Could you print every record below exactly as it appears?

• _Information shown_:
▼

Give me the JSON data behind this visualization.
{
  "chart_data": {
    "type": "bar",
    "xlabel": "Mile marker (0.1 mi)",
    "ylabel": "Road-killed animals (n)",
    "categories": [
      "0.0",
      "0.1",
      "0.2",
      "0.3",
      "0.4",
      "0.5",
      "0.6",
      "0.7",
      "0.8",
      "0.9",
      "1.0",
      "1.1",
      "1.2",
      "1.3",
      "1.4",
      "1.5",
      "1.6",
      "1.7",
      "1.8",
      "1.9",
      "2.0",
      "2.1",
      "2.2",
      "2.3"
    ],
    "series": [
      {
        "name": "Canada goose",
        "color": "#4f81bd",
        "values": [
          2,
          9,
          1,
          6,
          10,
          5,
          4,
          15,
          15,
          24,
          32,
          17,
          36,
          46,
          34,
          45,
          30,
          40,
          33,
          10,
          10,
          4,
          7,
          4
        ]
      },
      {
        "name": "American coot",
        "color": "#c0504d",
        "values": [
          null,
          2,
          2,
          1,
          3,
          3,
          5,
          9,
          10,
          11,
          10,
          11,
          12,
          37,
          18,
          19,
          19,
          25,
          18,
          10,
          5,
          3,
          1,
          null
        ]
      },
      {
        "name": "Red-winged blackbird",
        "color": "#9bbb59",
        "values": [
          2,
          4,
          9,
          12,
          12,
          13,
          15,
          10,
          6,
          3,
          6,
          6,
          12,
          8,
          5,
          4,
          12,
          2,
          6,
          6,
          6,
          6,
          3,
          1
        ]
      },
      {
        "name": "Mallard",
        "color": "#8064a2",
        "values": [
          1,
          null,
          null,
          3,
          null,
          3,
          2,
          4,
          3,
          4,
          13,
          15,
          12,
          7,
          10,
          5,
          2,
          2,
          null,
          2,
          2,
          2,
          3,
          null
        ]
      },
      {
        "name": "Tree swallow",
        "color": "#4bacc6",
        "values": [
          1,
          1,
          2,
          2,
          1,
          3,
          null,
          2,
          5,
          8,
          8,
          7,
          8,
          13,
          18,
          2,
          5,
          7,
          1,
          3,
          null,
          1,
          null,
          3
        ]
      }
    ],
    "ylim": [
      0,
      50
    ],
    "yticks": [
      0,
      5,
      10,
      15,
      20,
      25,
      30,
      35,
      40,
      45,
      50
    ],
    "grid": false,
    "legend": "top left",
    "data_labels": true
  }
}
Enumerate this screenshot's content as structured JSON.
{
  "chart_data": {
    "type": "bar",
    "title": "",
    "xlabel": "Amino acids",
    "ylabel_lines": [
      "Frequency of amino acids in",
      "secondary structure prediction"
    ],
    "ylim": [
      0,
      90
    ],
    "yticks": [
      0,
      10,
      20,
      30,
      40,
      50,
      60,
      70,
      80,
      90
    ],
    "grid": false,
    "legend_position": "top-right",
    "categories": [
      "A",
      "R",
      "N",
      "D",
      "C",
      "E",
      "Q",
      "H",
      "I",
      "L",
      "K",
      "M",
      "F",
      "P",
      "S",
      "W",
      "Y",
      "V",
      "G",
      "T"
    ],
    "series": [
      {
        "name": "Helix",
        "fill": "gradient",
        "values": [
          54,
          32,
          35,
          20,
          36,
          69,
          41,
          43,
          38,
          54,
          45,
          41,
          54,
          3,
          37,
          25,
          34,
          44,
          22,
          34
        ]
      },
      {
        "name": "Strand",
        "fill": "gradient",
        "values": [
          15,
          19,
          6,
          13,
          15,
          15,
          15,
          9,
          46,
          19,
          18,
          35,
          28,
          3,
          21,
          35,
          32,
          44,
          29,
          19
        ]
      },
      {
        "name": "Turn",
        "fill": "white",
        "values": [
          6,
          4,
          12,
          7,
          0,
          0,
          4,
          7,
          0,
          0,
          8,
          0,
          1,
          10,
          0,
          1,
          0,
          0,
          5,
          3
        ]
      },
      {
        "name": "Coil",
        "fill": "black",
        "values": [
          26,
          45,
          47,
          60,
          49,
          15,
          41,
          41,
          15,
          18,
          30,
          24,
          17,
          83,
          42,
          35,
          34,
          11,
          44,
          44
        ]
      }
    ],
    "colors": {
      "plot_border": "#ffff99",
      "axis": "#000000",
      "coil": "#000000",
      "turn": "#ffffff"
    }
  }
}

▲

• _Exercise answer_:
Give me the JSON data behind this visualization.
{
  "chart_data": {
    "type": "bar",
    "xlabel": "Mile marker (0.1 mi)",
    "ylabel": "Road-killed animals (n)",
    "categories": [
      "0.0",
      "0.1",
      "0.2",
      "0.3",
      "0.4",
      "0.5",
      "0.6",
      "0.7",
      "0.8",
      "0.9",
      "1.0",
      "1.1",
      "1.2",
      "1.3",
      "1.4",
      "1.5",
      "1.6",
      "1.7",
      "1.8",
      "1.9",
      "2.0",
      "2.1",
      "2.2",
      "2.3"
    ],
    "series": [
      {
        "name": "Canada goose",
        "color": "#4f81bd",
        "values": [
          2,
          9,
          1,
          6,
          10,
          5,
          4,
          15,
          15,
          24,
          32,
          17,
          36,
          46,
          34,
          45,
          30,
          40,
          33,
          10,
          10,
          4,
          7,
          4
        ]
      },
      {
        "name": "American coot",
        "color": "#c0504d",
        "values": [
          null,
          2,
          2,
          1,
          3,
          3,
          5,
          9,
          10,
          11,
          10,
          11,
          12,
          37,
          18,
          19,
          19,
          25,
          18,
          10,
          5,
          3,
          1,
          null
        ]
      },
      {
        "name": "Red-winged blackbird",
        "color": "#9bbb59",
        "values": [
          2,
          4,
          9,
          12,
          12,
          13,
          15,
          10,
          6,
          3,
          6,
          6,
          12,
          8,
          5,
          4,
          12,
          2,
          6,
          6,
          6,
          6,
          3,
          1
        ]
      },
      {
        "name": "Mallard",
        "color": "#8064a2",
        "values": [
          1,
          null,
          null,
          3,
          null,
          3,
          2,
          4,
          3,
          4,
          13,
          15,
          12,
          7,
          10,
          5,
          2,
          2,
          null,
          2,
          2,
          2,
          3,
          null
        ]
      },
      {
        "name": "Tree swallow",
        "color": "#4bacc6",
        "values": [
          1,
          1,
          2,
          2,
          1,
          3,
          null,
          2,
          5,
          8,
          8,
          7,
          8,
          13,
          18,
          2,
          5,
          7,
          1,
          3,
          null,
          1,
          null,
          3
        ]
      }
    ],
    "ylim": [
      0,
      50
    ],
    "yticks": [
      0,
      5,
      10,
      15,
      20,
      25,
      30,
      35,
      40,
      45,
      50
    ],
    "grid": false,
    "legend": "top left",
    "data_labels": true
  }
}
Enumerate this screenshot's content as structured JSON.
{
  "chart_data": {
    "type": "bar",
    "title": "",
    "xlabel": "Amino acids",
    "ylabel_lines": [
      "Frequency of amino acids in",
      "secondary structure prediction"
    ],
    "ylim": [
      0,
      90
    ],
    "yticks": [
      0,
      10,
      20,
      30,
      40,
      50,
      60,
      70,
      80,
      90
    ],
    "grid": false,
    "legend_position": "top-right",
    "categories": [
      "A",
      "R",
      "N",
      "D",
      "C",
      "E",
      "Q",
      "H",
      "I",
      "L",
      "K",
      "M",
      "F",
      "P",
      "S",
      "W",
      "Y",
      "V",
      "G",
      "T"
    ],
    "series": [
      {
        "name": "Helix",
        "fill": "gradient",
        "values": [
          54,
          32,
          35,
          20,
          36,
          69,
          41,
          43,
          38,
          54,
          45,
          41,
          54,
          3,
          37,
          25,
          34,
          44,
          22,
          34
        ]
      },
      {
        "name": "Strand",
        "fill": "gradient",
        "values": [
          15,
          19,
          6,
          13,
          15,
          15,
          15,
          9,
          46,
          19,
          18,
          35,
          28,
          3,
          21,
          35,
          32,
          44,
          29,
          19
        ]
      },
      {
        "name": "Turn",
        "fill": "white",
        "values": [
          6,
          4,
          12,
          7,
          0,
          0,
          4,
          7,
          0,
          0,
          8,
          0,
          1,
          10,
          0,
          1,
          0,
          0,
          5,
          3
        ]
      },
      {
        "name": "Coil",
        "fill": "black",
        "values": [
          26,
          45,
          47,
          60,
          49,
          15,
          41,
          41,
          15,
          18,
          30,
          24,
          17,
          83,
          42,
          35,
          34,
          11,
          44,
          44
        ]
      }
    ],
    "colors": {
      "plot_border": "#ffff99",
      "axis": "#000000",
      "coil": "#000000",
      "turn": "#ffffff"
    }
  }
}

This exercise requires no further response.